*** DATA TO PROCESS ***

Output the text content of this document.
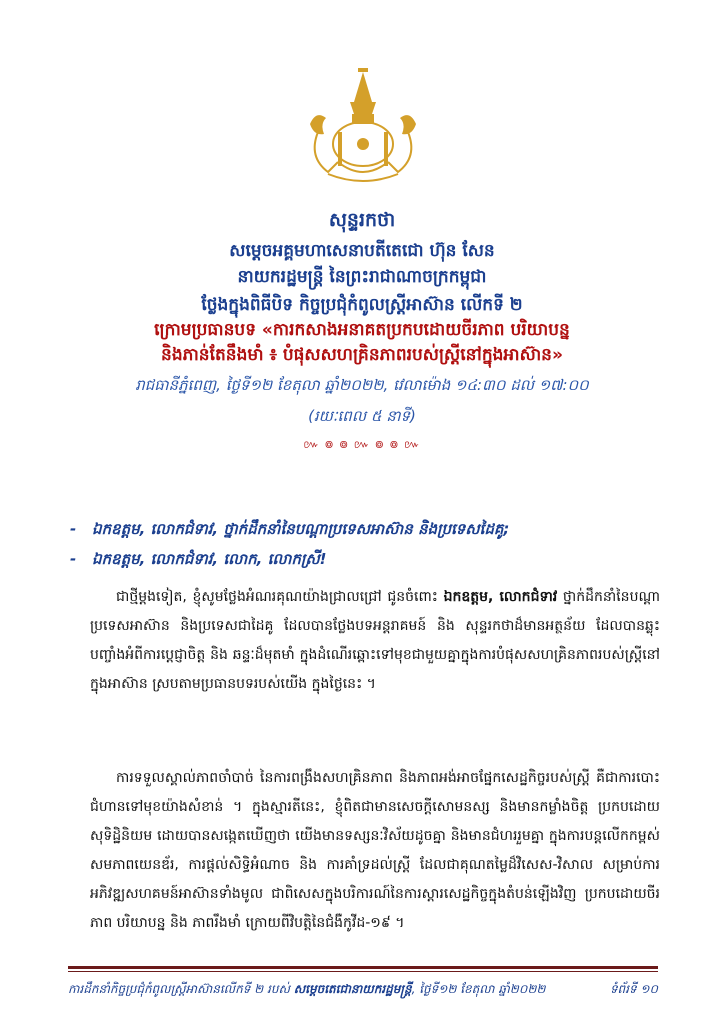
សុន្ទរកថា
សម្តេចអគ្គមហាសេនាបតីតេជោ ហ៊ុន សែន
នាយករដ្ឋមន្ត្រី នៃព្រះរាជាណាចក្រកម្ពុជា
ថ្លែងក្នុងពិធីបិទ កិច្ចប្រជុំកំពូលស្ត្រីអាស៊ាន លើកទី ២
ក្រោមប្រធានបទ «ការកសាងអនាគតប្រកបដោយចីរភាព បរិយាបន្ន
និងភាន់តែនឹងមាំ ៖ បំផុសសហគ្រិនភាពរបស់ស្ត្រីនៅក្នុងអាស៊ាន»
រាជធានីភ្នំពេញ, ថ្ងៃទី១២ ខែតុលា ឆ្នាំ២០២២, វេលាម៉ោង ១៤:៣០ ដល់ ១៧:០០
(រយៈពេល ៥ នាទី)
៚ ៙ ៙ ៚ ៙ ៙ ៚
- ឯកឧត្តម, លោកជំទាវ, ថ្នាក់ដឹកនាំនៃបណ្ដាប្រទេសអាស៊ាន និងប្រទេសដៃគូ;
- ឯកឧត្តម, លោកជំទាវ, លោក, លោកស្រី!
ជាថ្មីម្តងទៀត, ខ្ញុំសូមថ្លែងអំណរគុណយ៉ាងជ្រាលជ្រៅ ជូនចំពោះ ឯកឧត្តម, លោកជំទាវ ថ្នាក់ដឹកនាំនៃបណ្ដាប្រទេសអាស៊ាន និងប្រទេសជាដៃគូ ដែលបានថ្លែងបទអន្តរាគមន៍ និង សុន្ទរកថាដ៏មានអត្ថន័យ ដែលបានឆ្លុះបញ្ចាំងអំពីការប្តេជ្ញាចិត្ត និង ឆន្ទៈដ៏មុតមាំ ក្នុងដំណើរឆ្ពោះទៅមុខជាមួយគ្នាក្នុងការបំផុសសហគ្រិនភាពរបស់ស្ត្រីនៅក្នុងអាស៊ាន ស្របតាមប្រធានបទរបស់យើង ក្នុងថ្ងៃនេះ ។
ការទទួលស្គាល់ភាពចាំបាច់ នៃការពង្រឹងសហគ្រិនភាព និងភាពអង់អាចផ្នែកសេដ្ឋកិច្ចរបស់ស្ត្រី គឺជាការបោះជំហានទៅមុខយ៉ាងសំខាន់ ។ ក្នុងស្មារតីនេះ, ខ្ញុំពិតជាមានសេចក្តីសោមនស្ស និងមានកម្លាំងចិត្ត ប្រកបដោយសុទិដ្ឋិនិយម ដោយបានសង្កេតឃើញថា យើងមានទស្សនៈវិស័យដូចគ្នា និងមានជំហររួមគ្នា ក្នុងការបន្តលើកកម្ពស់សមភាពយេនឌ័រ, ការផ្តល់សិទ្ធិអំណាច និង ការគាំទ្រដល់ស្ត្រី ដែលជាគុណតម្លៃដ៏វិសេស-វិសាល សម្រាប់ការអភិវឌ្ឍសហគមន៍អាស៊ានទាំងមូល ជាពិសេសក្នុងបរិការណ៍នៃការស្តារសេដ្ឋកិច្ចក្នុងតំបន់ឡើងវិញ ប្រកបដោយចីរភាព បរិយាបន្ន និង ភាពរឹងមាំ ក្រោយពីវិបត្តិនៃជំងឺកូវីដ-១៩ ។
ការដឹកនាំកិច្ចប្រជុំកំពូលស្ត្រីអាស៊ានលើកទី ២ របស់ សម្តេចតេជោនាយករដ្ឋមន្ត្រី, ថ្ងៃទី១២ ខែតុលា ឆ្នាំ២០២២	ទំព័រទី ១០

***

TO DO = Where a line in the entries holds "ឯកឧត", copy that line.

SOLUTION TO THIS TASK =
- ឯកឧត្តម, លោកជំទាវ, ថ្នាក់ដឹកនាំនៃបណ្ដាប្រទេសអាស៊ាន និងប្រទេសដៃគូ;
- ឯកឧត្តម, លោកជំទាវ, លោក, លោកស្រី!
ជាថ្មីម្តងទៀត, ខ្ញុំសូមថ្លែងអំណរគុណយ៉ាងជ្រាលជ្រៅ ជូនចំពោះ ឯកឧត្តម, លោកជំទាវ ថ្នាក់ដឹកនាំនៃបណ្ដាប្រទេសអាស៊ាន និងប្រទេសជាដៃគូ ដែលបានថ្លែងបទអន្តរាគមន៍ និង សុន្ទរកថាដ៏មានអត្ថន័យ ដែលបានឆ្លុះបញ្ចាំងអំពីការប្តេជ្ញាចិត្ត និង ឆន្ទៈដ៏មុតមាំ ក្នុងដំណើរឆ្ពោះទៅមុខជាមួយគ្នាក្នុងការបំផុសសហគ្រិនភាពរបស់ស្ត្រីនៅក្នុងអាស៊ាន ស្របតាមប្រធានបទរបស់យើង ក្នុងថ្ងៃនេះ ។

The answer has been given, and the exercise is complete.